[Dataset records]
## Start

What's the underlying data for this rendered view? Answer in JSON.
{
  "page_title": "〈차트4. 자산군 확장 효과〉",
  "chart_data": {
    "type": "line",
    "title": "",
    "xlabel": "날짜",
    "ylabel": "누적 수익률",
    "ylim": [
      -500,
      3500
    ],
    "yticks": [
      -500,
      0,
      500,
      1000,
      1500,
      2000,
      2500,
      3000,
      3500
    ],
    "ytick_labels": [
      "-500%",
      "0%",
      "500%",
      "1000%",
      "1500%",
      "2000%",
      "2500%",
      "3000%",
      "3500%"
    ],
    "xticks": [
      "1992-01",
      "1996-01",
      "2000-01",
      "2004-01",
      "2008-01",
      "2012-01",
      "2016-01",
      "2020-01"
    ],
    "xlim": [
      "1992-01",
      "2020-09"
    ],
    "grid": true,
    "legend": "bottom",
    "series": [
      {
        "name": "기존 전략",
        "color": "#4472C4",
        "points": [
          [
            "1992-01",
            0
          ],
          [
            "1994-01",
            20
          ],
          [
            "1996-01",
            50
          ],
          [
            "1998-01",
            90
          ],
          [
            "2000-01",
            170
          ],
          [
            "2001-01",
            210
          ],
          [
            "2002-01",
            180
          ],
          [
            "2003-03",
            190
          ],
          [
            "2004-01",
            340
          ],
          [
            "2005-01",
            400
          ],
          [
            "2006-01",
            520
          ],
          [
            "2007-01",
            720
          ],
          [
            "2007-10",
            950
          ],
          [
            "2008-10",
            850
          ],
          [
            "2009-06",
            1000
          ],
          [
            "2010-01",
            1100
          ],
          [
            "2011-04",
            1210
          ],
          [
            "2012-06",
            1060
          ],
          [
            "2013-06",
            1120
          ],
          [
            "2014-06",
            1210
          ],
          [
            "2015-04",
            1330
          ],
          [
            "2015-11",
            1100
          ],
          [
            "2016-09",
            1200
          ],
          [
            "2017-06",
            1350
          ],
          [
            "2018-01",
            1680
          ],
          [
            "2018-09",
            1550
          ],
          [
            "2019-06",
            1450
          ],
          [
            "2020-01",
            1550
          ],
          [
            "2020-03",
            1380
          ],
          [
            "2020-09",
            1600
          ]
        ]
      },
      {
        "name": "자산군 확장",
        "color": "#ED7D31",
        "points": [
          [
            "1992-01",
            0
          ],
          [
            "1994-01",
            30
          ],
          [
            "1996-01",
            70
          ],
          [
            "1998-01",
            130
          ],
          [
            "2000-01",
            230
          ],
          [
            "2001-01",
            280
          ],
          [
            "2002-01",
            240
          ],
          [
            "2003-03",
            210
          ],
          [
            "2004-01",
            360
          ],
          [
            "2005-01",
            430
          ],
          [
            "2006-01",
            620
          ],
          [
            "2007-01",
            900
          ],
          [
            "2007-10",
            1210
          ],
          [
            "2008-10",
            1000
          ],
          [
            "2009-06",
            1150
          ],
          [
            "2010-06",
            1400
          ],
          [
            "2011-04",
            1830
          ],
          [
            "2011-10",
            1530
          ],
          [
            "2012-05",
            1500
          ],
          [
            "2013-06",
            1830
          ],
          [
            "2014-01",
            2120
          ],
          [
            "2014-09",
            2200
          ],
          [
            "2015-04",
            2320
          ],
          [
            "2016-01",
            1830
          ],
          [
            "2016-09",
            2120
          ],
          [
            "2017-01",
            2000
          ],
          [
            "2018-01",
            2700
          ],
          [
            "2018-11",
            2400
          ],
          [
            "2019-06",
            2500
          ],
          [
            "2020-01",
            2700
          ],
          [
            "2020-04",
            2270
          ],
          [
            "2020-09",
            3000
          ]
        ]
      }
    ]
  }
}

## End
## Start

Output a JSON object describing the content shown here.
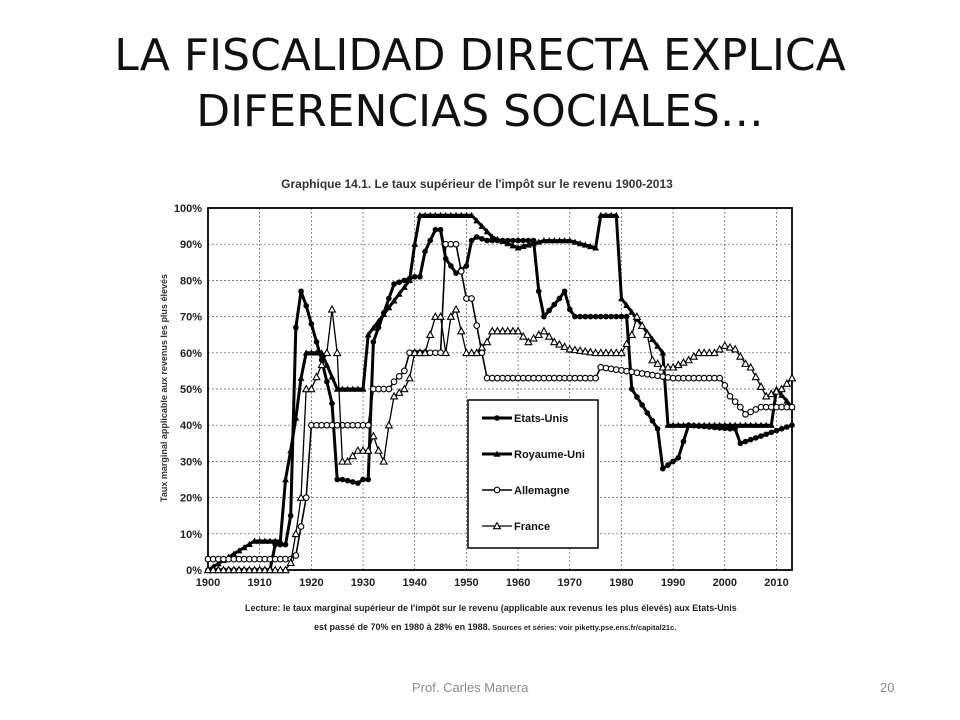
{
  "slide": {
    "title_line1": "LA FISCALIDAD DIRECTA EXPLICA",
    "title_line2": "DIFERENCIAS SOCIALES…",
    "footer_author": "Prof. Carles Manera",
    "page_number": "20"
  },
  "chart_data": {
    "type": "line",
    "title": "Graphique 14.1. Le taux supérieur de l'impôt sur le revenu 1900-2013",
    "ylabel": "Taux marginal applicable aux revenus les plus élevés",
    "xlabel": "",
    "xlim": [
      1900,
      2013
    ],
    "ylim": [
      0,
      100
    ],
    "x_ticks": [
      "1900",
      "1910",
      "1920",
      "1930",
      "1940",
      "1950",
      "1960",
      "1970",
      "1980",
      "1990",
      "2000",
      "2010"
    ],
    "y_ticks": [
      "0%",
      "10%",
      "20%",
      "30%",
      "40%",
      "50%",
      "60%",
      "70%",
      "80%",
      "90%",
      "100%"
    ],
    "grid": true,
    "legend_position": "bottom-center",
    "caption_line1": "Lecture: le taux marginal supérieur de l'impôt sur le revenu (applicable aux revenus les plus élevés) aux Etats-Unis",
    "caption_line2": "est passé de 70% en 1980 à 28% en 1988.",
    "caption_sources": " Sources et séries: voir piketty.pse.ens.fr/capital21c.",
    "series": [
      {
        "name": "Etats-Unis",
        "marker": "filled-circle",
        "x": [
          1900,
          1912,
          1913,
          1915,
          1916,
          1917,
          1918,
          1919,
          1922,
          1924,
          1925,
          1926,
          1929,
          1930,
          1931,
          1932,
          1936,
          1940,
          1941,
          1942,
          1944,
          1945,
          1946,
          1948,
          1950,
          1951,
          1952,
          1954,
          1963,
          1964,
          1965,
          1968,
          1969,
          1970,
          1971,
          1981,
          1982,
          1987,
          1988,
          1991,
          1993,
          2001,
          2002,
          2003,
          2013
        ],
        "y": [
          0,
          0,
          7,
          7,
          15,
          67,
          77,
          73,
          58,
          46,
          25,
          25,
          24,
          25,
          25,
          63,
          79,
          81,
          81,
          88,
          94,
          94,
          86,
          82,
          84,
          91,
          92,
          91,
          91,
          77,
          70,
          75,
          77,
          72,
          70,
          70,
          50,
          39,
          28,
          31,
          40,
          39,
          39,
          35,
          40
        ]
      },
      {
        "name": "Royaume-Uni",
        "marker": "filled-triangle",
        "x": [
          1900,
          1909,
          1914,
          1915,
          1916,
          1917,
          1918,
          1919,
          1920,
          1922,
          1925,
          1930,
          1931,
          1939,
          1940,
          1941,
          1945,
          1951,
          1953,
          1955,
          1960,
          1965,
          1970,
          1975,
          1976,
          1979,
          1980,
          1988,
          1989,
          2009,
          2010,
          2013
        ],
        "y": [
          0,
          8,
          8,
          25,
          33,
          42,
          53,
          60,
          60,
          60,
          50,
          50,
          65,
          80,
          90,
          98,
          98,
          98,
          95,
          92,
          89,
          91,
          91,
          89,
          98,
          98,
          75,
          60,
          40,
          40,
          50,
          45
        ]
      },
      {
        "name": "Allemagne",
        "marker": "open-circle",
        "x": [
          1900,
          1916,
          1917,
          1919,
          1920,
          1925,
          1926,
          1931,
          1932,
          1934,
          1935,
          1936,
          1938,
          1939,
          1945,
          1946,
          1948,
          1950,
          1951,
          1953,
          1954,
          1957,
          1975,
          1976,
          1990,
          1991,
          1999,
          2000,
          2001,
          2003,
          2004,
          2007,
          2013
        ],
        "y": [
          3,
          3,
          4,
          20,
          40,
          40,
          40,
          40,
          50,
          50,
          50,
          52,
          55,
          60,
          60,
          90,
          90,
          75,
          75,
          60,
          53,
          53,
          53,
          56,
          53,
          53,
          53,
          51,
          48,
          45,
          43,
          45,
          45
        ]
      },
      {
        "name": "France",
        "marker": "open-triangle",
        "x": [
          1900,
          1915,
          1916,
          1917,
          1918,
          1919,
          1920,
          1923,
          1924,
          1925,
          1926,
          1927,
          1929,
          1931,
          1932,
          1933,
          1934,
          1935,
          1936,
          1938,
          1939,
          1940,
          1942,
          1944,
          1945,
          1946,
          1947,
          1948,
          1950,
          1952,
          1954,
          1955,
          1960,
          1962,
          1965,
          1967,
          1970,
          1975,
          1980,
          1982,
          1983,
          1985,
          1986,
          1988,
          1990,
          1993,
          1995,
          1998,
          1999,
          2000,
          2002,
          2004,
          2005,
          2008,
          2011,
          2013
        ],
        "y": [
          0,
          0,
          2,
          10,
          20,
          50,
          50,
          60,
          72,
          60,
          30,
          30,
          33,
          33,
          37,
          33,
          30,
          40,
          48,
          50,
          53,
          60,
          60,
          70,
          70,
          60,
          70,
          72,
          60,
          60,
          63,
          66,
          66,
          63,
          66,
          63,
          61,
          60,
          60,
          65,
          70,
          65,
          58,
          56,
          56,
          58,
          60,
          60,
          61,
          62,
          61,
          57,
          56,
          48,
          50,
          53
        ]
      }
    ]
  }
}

## End

From the data above, gather every line that includes the word "ylabel".

● EXPECTED ANSWER
    "ylabel": "누적 수익률",
    "ylabel": "Taux marginal applicable aux revenus les plus élevés",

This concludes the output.